» **PROBLEM DETAILS**: Repeat the lines from the one containing "OCR this image." through the last line of the data, exactly, pictures omitted.
:: SOURCE MATERIAL ::
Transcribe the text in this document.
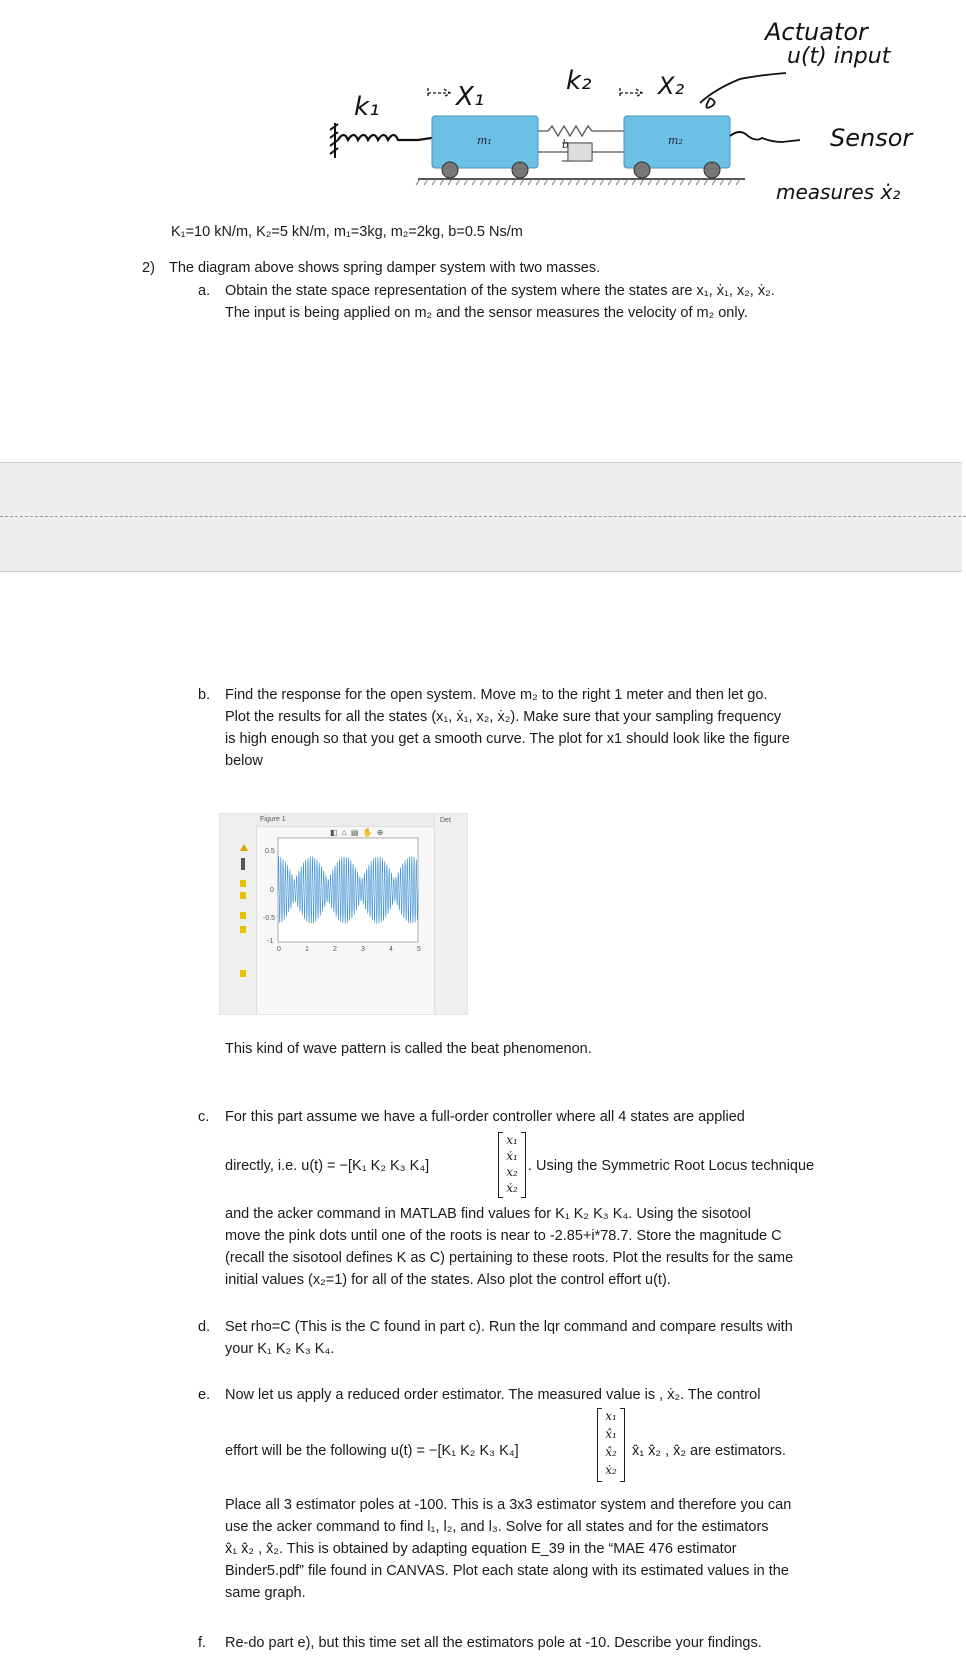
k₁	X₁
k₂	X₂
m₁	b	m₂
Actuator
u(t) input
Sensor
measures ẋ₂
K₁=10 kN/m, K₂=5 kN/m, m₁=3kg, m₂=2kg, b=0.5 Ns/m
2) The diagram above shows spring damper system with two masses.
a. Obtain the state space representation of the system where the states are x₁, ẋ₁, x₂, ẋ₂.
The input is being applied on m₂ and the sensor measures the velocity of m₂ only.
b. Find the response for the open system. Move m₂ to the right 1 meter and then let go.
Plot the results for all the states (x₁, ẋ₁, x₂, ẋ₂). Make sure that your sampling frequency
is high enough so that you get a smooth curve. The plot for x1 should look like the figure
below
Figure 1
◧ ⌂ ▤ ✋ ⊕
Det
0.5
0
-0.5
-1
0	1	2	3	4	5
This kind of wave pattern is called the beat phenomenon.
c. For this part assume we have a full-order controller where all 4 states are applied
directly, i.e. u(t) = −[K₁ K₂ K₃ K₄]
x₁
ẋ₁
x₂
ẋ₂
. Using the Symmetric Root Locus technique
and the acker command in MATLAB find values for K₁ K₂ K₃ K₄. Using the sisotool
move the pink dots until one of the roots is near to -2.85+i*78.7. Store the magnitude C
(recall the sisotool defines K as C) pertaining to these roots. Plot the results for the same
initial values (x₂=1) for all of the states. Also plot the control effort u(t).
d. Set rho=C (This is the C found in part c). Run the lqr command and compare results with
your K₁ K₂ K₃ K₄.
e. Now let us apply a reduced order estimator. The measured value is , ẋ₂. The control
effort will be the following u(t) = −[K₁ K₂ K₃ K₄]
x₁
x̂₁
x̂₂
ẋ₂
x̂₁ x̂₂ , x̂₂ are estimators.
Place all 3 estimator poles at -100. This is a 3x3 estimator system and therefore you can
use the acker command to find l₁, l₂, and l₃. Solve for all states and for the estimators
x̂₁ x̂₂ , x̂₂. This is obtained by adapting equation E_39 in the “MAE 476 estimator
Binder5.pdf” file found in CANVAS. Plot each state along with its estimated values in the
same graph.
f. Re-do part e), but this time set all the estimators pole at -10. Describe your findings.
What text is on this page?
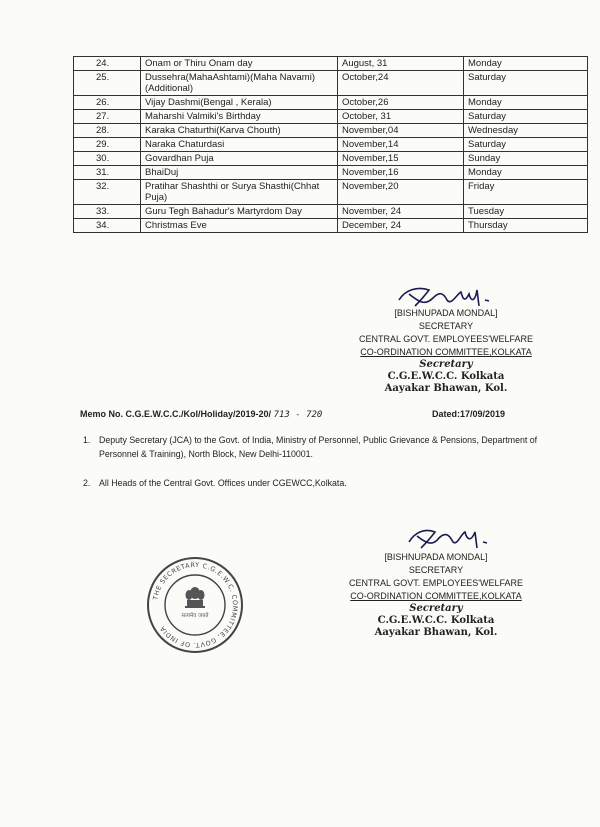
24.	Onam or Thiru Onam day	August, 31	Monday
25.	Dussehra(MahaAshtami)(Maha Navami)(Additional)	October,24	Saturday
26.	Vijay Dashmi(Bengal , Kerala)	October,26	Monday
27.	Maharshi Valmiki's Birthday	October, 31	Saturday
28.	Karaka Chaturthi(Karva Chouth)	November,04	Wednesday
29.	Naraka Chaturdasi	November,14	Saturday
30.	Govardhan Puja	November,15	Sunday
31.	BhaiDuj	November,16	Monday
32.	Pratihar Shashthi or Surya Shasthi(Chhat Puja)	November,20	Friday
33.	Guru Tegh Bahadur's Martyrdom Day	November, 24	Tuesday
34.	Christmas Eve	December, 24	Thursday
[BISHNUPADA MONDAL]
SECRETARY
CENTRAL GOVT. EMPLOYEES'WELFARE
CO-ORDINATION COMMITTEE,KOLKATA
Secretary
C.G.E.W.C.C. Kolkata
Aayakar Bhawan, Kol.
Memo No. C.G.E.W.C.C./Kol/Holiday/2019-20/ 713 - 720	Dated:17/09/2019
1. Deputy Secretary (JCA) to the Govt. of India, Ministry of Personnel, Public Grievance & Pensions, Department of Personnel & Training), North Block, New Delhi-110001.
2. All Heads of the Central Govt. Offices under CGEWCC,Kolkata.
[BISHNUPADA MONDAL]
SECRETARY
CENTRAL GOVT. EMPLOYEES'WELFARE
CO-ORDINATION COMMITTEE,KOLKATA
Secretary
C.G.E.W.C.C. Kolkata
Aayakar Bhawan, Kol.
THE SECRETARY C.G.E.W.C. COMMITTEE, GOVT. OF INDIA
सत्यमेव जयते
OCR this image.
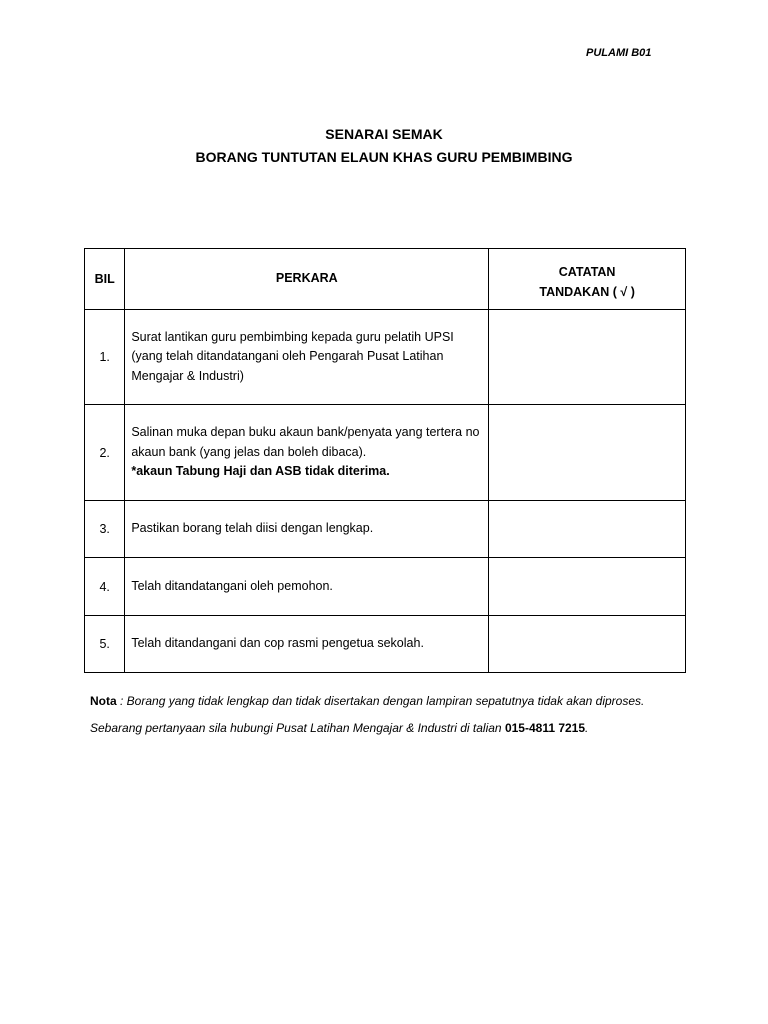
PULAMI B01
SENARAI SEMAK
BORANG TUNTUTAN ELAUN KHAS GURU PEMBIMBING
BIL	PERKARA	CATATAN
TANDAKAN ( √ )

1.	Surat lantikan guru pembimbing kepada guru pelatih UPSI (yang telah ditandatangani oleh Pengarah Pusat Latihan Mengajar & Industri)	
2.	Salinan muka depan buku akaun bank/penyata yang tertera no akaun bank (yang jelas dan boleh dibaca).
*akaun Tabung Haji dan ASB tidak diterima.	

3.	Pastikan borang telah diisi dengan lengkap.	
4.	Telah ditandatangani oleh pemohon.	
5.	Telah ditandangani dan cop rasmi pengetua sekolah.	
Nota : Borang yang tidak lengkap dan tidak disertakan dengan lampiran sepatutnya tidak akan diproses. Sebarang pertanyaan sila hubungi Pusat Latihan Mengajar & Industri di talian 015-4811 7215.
:::
» **TASK ANSWER**:
OCR this image.
PULAMI B01
SENARAI SEMAK
BORANG TUNTUTAN ELAUN KHAS GURU PEMBIMBING
BIL	PERKARA	CATATAN
TANDAKAN ( √ )

1.	Surat lantikan guru pembimbing kepada guru pelatih UPSI (yang telah ditandatangani oleh Pengarah Pusat Latihan Mengajar & Industri)	
2.	Salinan muka depan buku akaun bank/penyata yang tertera no akaun bank (yang jelas dan boleh dibaca).
*akaun Tabung Haji dan ASB tidak diterima.	

3.	Pastikan borang telah diisi dengan lengkap.	
4.	Telah ditandatangani oleh pemohon.	
5.	Telah ditandangani dan cop rasmi pengetua sekolah.	
Nota : Borang yang tidak lengkap dan tidak disertakan dengan lampiran sepatutnya tidak akan diproses. Sebarang pertanyaan sila hubungi Pusat Latihan Mengajar & Industri di talian 015-4811 7215.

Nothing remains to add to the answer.